EXTRACT PROVIDED:
I’ve been thinking a lot about the way I live my life lately. That’s what one does, unfortunately, when she is newly single and spends 4 hours in a car every Thursday and Sunday, and countless more hours snowboarding alone on the mountain.
I claim I am happy and I truly believe that I am. But because my lifestyle is non-traditional, because I don’t ever want to get married or have children, I get the sense that many people have a hard time imagining that is true.
What would happen if I made the same choices I make now in 1955 -- an era where the assumption would be that I’d marry and become a housewife? What would happen if I chose to be truly and completely alone in a time when most women didn’t make that choice? Would I love it then as much as I do now? Would I thrive? Struggle? Become a complete and utter alcoholic? (Ding ding ding ding!)
There are just a few of the questions I couldn’t get out of my head after seeing “Maple and Vine,” at the American Conservatory Theater last Wednesday Night.
In the play written by Jordan Harrison, a Manhattan couple who feel overwhelmed and unfulfilled with their lives in 2012, choose to leave it all behind and immerse themselves in a community of 1955 re-enactors in the hopes that a slower, less risqué life, a life where you "go places" and "talk to people" will leave them feeling more satisfied.
This community is fully dedicated to a complete reenactment of 1955, which means the main characters must give up all of their modern day luxuries, swapping sushi for sundaes, cell phones for charades… the rat race for racism.
It would be nice to have milk and eggs delivered daily. By a hot milkman.
Without giving too much away, one couple at least does, ultimately, find a sort of serenity in this world where most of their decisions are made for them. But with retro (and upsetting) attitudes toward gender, race, and sexuality, I was disturbed by just how much of themselves this couple was willing to sacrifice in their attempt to be content. After all, if one has to give up so much of one’s self to be content is the happiness even real?
There was only one way to find out.
I had to spend an entire day living as though I were in 1955.
The morning of the experiment. OR: Every girl should own a house coat. OR: I feel a bit like (fat) Betty Draper in this pic.

SOURCE EXCERPT:
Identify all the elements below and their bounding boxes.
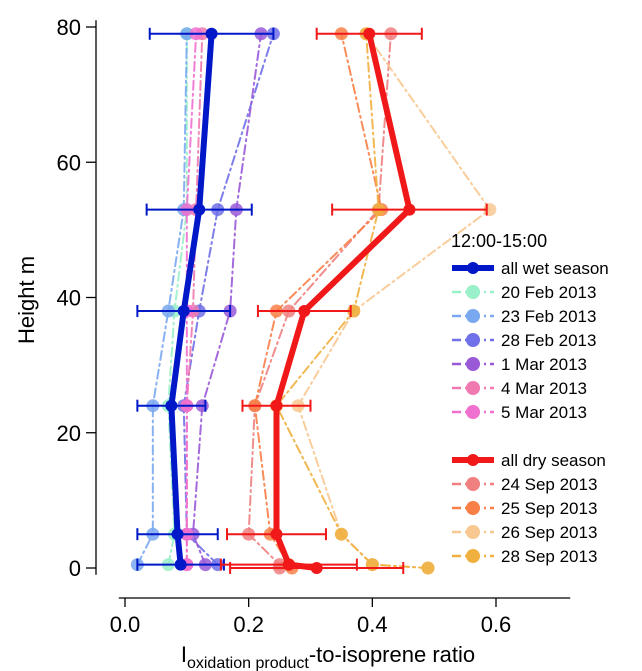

THE TASK:
Copy out, word for word and in full, the piece about seeing "Maple and Vine" and resolving to spend a day living as though it were 1955.

WRITTEN RESPONSE:
I’ve been thinking a lot about the way I live my life lately. That’s what one does, unfortunately, when she is newly single and spends 4 hours in a car every Thursday and Sunday, and countless more hours snowboarding alone on the mountain.
I claim I am happy and I truly believe that I am. But because my lifestyle is non-traditional, because I don’t ever want to get married or have children, I get the sense that many people have a hard time imagining that is true.
What would happen if I made the same choices I make now in 1955 -- an era where the assumption would be that I’d marry and become a housewife? What would happen if I chose to be truly and completely alone in a time when most women didn’t make that choice? Would I love it then as much as I do now? Would I thrive? Struggle? Become a complete and utter alcoholic? (Ding ding ding ding!)
There are just a few of the questions I couldn’t get out of my head after seeing “Maple and Vine,” at the American Conservatory Theater last Wednesday Night.
In the play written by Jordan Harrison, a Manhattan couple who feel overwhelmed and unfulfilled with their lives in 2012, choose to leave it all behind and immerse themselves in a community of 1955 re-enactors in the hopes that a slower, less risqué life, a life where you "go places" and "talk to people" will leave them feeling more satisfied.
This community is fully dedicated to a complete reenactment of 1955, which means the main characters must give up all of their modern day luxuries, swapping sushi for sundaes, cell phones for charades… the rat race for racism.
It would be nice to have milk and eggs delivered daily. By a hot milkman.
Without giving too much away, one couple at least does, ultimately, find a sort of serenity in this world where most of their decisions are made for them. But with retro (and upsetting) attitudes toward gender, race, and sexuality, I was disturbed by just how much of themselves this couple was willing to sacrifice in their attempt to be content. After all, if one has to give up so much of one’s self to be content is the happiness even real?
There was only one way to find out.
I had to spend an entire day living as though I were in 1955.
The morning of the experiment. OR: Every girl should own a house coat. OR: I feel a bit like (fat) Betty Draper in this pic.